• RECORDS FOR PROCESSING:
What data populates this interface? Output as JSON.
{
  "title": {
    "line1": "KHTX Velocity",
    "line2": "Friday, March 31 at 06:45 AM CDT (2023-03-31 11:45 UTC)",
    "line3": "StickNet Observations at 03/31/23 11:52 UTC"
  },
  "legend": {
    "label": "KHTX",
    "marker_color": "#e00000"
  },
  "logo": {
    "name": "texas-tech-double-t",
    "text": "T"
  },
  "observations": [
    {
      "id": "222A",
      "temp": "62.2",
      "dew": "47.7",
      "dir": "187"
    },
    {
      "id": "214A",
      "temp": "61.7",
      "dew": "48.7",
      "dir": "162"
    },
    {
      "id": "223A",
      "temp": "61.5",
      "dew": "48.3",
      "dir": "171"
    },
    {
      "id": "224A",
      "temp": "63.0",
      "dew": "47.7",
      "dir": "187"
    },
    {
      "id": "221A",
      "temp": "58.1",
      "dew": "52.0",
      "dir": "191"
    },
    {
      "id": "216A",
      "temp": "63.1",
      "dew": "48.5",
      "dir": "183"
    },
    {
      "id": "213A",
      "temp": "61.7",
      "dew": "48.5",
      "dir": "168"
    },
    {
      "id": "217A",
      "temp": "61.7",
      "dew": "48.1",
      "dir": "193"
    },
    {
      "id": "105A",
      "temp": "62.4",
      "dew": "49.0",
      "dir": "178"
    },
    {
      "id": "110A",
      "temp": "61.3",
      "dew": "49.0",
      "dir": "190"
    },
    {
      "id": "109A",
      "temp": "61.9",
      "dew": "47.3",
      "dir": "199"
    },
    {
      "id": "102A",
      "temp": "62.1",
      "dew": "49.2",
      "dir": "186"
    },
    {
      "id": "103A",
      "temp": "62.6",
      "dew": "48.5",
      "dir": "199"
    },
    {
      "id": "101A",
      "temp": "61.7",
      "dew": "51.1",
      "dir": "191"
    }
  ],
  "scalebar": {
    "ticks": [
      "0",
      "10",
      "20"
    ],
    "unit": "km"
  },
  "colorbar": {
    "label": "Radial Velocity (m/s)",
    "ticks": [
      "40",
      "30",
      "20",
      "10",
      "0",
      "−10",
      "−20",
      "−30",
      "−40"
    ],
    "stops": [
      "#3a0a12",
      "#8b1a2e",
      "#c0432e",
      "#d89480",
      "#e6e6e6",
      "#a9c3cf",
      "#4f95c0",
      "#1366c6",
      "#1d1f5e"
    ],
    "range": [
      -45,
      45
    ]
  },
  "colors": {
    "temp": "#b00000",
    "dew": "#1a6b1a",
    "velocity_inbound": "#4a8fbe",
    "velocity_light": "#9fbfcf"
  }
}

• TASK TO CARRY OUT: What is the number of lines in the listing that include the word "label"? Give that number and nothing else.

• TASK RESPONSE: 2